GIVEN EXERCISE:
Gather each line in the entries that includes the string "следующего".

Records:
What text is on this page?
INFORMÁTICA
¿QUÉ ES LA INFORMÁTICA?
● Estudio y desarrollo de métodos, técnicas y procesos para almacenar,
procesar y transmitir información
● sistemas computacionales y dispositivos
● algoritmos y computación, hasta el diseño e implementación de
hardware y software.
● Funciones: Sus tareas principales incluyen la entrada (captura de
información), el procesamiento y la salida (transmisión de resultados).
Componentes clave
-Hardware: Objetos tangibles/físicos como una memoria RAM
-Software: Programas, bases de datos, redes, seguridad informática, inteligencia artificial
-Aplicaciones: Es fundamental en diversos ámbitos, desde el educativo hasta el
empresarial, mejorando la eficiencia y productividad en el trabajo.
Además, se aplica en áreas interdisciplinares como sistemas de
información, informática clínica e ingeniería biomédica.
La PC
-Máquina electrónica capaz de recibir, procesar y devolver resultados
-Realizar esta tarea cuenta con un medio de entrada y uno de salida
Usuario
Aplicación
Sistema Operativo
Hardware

==

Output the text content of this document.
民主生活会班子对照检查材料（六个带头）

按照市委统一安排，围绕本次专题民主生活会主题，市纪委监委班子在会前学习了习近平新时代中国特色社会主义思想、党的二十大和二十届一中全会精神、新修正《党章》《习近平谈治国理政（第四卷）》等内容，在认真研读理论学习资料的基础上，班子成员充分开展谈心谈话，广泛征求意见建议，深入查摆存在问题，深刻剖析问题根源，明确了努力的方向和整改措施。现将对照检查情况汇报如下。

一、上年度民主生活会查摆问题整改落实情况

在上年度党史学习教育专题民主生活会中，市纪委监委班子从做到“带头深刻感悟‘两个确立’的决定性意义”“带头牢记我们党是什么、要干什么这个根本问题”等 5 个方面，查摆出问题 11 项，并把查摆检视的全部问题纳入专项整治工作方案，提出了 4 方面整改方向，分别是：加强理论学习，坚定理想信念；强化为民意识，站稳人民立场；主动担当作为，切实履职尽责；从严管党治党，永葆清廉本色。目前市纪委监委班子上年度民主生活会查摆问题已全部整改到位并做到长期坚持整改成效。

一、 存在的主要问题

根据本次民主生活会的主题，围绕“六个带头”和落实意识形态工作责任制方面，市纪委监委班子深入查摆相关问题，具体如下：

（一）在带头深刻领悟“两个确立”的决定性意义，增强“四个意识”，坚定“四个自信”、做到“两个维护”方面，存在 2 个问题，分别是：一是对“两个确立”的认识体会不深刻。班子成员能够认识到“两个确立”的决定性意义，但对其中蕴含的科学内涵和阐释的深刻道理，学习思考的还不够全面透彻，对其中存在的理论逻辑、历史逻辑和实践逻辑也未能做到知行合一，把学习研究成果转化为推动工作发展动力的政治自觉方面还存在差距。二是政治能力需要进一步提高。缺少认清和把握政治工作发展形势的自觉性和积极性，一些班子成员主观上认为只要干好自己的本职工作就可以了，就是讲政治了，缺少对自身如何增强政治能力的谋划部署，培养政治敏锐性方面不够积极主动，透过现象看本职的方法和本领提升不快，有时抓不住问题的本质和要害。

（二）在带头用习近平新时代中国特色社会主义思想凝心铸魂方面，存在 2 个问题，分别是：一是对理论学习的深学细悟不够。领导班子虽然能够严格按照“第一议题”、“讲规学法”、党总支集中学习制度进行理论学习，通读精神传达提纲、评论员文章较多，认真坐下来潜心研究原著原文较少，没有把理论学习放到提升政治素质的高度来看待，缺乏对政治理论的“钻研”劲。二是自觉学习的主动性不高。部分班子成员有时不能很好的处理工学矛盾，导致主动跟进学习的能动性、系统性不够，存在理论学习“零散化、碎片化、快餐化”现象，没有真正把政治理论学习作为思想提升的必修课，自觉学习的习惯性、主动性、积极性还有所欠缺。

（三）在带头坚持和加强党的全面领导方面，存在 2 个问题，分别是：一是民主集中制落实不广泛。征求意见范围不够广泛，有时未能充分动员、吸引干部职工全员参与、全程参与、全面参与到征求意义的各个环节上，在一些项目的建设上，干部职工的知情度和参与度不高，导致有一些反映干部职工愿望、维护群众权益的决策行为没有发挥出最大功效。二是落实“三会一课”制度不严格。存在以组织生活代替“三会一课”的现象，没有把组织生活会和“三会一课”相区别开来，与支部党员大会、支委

--

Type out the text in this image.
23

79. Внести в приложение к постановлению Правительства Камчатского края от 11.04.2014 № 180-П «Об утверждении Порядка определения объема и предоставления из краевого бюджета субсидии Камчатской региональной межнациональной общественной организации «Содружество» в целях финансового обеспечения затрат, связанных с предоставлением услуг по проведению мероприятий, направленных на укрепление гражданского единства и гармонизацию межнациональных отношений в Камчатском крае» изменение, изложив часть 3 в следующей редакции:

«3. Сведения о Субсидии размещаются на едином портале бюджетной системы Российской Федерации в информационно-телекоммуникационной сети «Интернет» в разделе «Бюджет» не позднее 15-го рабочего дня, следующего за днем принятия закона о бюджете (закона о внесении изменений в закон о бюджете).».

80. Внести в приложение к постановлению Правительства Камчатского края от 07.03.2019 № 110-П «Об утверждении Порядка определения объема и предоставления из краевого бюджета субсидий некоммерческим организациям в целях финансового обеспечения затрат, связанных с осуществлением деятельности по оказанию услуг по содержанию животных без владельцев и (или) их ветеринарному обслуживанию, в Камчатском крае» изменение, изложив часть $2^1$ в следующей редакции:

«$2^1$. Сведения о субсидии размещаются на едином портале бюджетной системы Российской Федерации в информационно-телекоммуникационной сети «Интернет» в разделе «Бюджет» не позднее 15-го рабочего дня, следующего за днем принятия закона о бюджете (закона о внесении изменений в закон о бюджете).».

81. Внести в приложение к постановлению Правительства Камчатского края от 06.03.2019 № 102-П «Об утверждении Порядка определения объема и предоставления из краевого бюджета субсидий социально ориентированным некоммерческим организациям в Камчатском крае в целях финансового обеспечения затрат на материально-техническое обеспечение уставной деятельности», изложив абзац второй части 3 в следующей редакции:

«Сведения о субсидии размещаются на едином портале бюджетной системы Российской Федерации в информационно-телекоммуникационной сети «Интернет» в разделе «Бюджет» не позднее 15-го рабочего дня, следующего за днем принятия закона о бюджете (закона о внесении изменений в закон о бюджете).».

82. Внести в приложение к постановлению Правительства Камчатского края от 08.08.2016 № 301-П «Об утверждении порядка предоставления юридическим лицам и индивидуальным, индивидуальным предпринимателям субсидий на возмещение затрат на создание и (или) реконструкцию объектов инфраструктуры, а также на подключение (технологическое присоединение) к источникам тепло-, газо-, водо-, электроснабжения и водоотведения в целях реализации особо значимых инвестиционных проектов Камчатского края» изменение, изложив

EXPECTED ANSWER:
«3. Сведения о Субсидии размещаются на едином портале бюджетной системы Российской Федерации в информационно-телекоммуникационной сети «Интернет» в разделе «Бюджет» не позднее 15-го рабочего дня, следующего за днем принятия закона о бюджете (закона о внесении изменений в закон о бюджете).».
«$2^1$. Сведения о субсидии размещаются на едином портале бюджетной системы Российской Федерации в информационно-телекоммуникационной сети «Интернет» в разделе «Бюджет» не позднее 15-го рабочего дня, следующего за днем принятия закона о бюджете (закона о внесении изменений в закон о бюджете).».
«Сведения о субсидии размещаются на едином портале бюджетной системы Российской Федерации в информационно-телекоммуникационной сети «Интернет» в разделе «Бюджет» не позднее 15-го рабочего дня, следующего за днем принятия закона о бюджете (закона о внесении изменений в закон о бюджете).».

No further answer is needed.